EXERCISE REQUIREMENTS
How many lines of the records below contain the string "axis"? Reply with the number alone.

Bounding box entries
============
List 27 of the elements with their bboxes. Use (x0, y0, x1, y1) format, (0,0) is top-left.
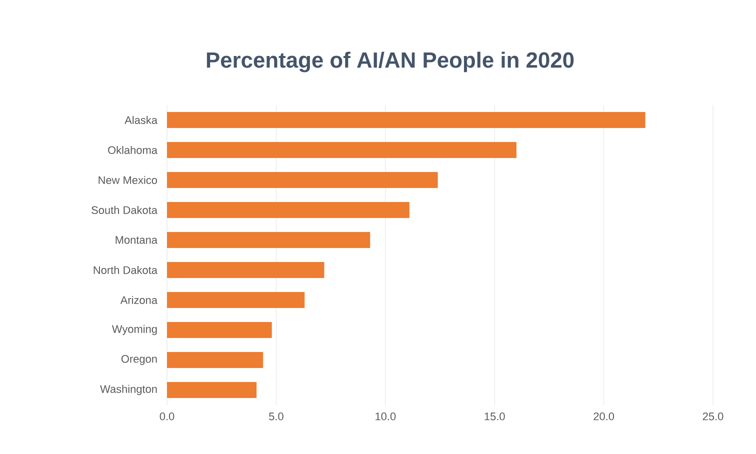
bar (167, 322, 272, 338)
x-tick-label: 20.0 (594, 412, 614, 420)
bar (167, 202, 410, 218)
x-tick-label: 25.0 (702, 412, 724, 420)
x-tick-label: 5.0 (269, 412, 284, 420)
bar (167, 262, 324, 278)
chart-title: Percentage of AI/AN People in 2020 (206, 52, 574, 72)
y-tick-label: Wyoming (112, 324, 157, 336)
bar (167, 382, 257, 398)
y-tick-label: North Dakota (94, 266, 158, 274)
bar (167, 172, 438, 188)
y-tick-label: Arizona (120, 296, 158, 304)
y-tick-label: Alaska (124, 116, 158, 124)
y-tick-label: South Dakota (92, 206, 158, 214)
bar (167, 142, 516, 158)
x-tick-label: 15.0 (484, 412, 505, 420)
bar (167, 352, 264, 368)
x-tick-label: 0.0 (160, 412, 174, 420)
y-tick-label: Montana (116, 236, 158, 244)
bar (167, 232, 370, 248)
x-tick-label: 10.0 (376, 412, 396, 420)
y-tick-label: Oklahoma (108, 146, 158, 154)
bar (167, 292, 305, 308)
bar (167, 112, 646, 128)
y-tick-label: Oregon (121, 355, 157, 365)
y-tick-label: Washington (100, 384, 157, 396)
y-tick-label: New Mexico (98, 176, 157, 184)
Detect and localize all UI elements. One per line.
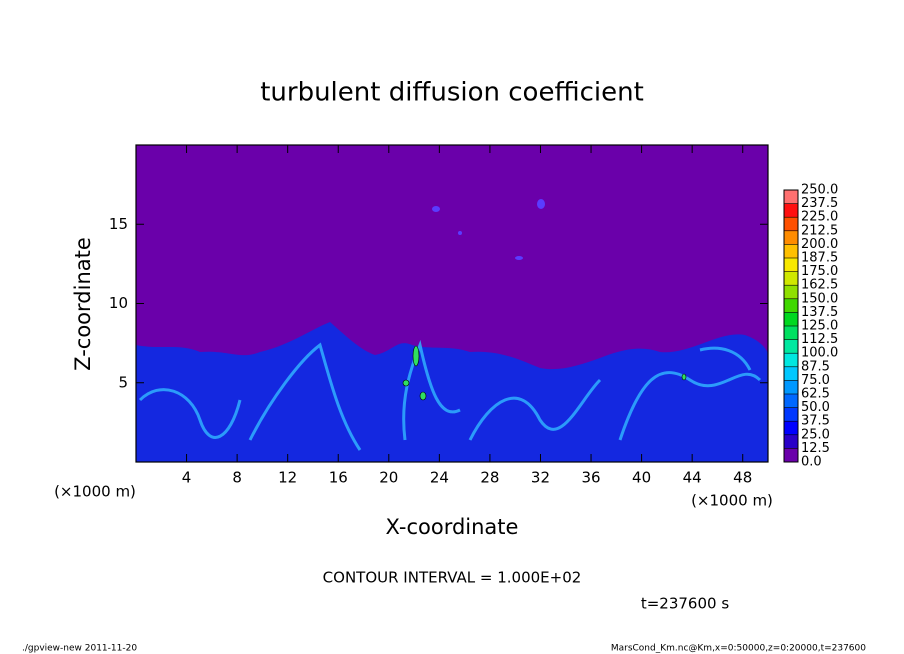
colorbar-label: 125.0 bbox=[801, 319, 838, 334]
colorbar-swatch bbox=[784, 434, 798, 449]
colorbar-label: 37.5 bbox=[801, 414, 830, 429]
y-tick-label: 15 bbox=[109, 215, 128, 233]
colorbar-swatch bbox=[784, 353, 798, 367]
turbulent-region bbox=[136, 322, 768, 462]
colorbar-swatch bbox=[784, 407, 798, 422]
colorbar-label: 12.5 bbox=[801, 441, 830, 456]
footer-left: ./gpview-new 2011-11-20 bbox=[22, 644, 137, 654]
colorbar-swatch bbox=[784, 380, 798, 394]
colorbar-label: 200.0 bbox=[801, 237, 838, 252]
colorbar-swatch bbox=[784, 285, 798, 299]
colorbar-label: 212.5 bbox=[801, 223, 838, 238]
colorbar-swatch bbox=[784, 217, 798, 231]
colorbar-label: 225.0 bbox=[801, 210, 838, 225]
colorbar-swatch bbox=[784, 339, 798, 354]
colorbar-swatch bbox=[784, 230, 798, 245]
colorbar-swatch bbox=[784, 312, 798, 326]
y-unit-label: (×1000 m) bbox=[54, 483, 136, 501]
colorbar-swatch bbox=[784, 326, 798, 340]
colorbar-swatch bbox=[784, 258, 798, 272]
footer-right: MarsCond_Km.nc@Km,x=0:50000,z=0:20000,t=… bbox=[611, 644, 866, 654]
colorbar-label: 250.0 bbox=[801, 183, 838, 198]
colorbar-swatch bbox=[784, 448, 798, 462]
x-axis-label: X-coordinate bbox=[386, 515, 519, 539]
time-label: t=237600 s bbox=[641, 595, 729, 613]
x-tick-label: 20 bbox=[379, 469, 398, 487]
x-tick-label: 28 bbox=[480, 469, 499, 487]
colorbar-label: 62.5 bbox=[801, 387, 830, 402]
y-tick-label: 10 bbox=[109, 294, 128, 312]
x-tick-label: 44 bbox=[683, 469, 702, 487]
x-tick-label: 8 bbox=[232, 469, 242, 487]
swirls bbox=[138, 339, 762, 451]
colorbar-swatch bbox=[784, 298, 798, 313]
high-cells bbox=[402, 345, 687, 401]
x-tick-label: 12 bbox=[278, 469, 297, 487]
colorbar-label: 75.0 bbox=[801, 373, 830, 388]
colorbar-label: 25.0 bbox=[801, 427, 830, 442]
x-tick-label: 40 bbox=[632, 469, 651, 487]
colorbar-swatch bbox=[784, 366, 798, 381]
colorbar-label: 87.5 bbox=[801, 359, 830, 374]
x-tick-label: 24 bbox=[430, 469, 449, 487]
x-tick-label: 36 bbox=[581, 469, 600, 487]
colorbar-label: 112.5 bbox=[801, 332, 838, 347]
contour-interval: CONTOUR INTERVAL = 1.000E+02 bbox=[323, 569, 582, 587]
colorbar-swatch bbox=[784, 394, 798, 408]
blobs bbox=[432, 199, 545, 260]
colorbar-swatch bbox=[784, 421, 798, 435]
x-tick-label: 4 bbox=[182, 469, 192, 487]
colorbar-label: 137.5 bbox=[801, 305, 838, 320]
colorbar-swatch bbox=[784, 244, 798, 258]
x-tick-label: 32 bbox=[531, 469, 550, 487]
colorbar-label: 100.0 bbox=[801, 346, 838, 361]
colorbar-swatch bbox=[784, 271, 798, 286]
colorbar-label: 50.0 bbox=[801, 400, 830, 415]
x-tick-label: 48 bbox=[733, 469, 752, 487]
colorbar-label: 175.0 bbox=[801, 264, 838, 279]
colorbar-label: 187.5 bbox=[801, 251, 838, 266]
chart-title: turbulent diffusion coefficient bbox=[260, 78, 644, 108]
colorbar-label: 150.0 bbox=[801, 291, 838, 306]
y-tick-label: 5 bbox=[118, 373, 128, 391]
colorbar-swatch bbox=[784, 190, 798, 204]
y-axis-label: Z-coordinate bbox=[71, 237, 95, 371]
============
ANSWER TO THIS EXERCISE
2